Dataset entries
────────
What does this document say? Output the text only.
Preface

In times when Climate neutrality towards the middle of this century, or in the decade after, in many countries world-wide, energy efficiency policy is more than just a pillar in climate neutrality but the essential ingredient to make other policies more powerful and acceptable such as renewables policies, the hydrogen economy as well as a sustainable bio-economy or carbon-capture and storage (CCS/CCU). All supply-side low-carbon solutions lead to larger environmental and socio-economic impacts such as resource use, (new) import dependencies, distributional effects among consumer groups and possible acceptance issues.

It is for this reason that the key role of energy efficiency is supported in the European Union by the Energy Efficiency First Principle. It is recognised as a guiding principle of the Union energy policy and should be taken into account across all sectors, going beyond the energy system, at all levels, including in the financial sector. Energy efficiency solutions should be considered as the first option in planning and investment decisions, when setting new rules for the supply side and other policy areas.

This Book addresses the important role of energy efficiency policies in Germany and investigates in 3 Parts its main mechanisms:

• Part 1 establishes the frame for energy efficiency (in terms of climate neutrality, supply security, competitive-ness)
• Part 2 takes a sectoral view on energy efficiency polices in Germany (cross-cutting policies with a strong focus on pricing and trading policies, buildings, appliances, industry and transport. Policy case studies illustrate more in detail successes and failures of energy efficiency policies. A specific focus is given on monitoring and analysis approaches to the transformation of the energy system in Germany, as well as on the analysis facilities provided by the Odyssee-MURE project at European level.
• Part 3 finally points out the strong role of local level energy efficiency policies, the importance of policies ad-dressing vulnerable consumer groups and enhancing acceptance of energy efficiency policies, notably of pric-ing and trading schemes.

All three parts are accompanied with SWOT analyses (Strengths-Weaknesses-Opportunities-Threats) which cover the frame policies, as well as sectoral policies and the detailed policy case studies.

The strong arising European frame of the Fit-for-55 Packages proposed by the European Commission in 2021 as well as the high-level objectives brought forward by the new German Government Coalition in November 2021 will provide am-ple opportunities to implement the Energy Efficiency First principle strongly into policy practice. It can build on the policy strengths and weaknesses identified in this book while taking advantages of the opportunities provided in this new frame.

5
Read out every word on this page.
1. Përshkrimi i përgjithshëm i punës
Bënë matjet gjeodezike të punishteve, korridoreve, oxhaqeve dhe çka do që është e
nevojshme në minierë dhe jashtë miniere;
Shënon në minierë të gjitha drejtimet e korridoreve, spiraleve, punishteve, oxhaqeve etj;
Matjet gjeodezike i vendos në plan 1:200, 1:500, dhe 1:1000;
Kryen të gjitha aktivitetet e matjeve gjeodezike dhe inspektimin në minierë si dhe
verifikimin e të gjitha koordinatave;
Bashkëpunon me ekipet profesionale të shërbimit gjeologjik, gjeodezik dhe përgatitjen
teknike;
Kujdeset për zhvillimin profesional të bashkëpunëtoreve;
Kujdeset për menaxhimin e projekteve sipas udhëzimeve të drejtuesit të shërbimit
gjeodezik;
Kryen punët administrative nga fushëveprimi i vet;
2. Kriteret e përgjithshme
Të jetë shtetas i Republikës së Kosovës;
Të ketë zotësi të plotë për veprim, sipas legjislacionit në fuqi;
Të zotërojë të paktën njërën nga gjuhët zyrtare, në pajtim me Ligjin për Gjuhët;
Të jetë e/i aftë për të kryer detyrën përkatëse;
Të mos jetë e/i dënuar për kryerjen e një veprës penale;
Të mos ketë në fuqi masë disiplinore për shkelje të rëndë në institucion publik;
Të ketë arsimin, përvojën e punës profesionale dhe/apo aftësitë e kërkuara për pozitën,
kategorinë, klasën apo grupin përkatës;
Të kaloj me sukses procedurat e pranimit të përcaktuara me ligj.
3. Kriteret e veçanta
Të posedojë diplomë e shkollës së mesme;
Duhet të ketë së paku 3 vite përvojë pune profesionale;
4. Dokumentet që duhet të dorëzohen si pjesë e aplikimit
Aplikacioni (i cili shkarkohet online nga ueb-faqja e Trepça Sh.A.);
────────
Your task
Reproduce the data in its entirety, matching each character.

Solution
What does this document say? Output the text only.
Preface

In times when Climate neutrality towards the middle of this century, or in the decade after, in many countries world-wide, energy efficiency policy is more than just a pillar in climate neutrality but the essential ingredient to make other policies more powerful and acceptable such as renewables policies, the hydrogen economy as well as a sustainable bio-economy or carbon-capture and storage (CCS/CCU). All supply-side low-carbon solutions lead to larger environmental and socio-economic impacts such as resource use, (new) import dependencies, distributional effects among consumer groups and possible acceptance issues.

It is for this reason that the key role of energy efficiency is supported in the European Union by the Energy Efficiency First Principle. It is recognised as a guiding principle of the Union energy policy and should be taken into account across all sectors, going beyond the energy system, at all levels, including in the financial sector. Energy efficiency solutions should be considered as the first option in planning and investment decisions, when setting new rules for the supply side and other policy areas.

This Book addresses the important role of energy efficiency policies in Germany and investigates in 3 Parts its main mechanisms:

• Part 1 establishes the frame for energy efficiency (in terms of climate neutrality, supply security, competitive-ness)
• Part 2 takes a sectoral view on energy efficiency polices in Germany (cross-cutting policies with a strong focus on pricing and trading policies, buildings, appliances, industry and transport. Policy case studies illustrate more in detail successes and failures of energy efficiency policies. A specific focus is given on monitoring and analysis approaches to the transformation of the energy system in Germany, as well as on the analysis facilities provided by the Odyssee-MURE project at European level.
• Part 3 finally points out the strong role of local level energy efficiency policies, the importance of policies ad-dressing vulnerable consumer groups and enhancing acceptance of energy efficiency policies, notably of pric-ing and trading schemes.

All three parts are accompanied with SWOT analyses (Strengths-Weaknesses-Opportunities-Threats) which cover the frame policies, as well as sectoral policies and the detailed policy case studies.

The strong arising European frame of the Fit-for-55 Packages proposed by the European Commission in 2021 as well as the high-level objectives brought forward by the new German Government Coalition in November 2021 will provide am-ple opportunities to implement the Energy Efficiency First principle strongly into policy practice. It can build on the policy strengths and weaknesses identified in this book while taking advantages of the opportunities provided in this new frame.

5
Read out every word on this page.
1. Përshkrimi i përgjithshëm i punës
Bënë matjet gjeodezike të punishteve, korridoreve, oxhaqeve dhe çka do që është e
nevojshme në minierë dhe jashtë miniere;
Shënon në minierë të gjitha drejtimet e korridoreve, spiraleve, punishteve, oxhaqeve etj;
Matjet gjeodezike i vendos në plan 1:200, 1:500, dhe 1:1000;
Kryen të gjitha aktivitetet e matjeve gjeodezike dhe inspektimin në minierë si dhe
verifikimin e të gjitha koordinatave;
Bashkëpunon me ekipet profesionale të shërbimit gjeologjik, gjeodezik dhe përgatitjen
teknike;
Kujdeset për zhvillimin profesional të bashkëpunëtoreve;
Kujdeset për menaxhimin e projekteve sipas udhëzimeve të drejtuesit të shërbimit
gjeodezik;
Kryen punët administrative nga fushëveprimi i vet;
2. Kriteret e përgjithshme
Të jetë shtetas i Republikës së Kosovës;
Të ketë zotësi të plotë për veprim, sipas legjislacionit në fuqi;
Të zotërojë të paktën njërën nga gjuhët zyrtare, në pajtim me Ligjin për Gjuhët;
Të jetë e/i aftë për të kryer detyrën përkatëse;
Të mos jetë e/i dënuar për kryerjen e një veprës penale;
Të mos ketë në fuqi masë disiplinore për shkelje të rëndë në institucion publik;
Të ketë arsimin, përvojën e punës profesionale dhe/apo aftësitë e kërkuara për pozitën,
kategorinë, klasën apo grupin përkatës;
Të kaloj me sukses procedurat e pranimit të përcaktuara me ligj.
3. Kriteret e veçanta
Të posedojë diplomë e shkollës së mesme;
Duhet të ketë së paku 3 vite përvojë pune profesionale;
4. Dokumentet që duhet të dorëzohen si pjesë e aplikimit
Aplikacioni (i cili shkarkohet online nga ueb-faqja e Trepça Sh.A.);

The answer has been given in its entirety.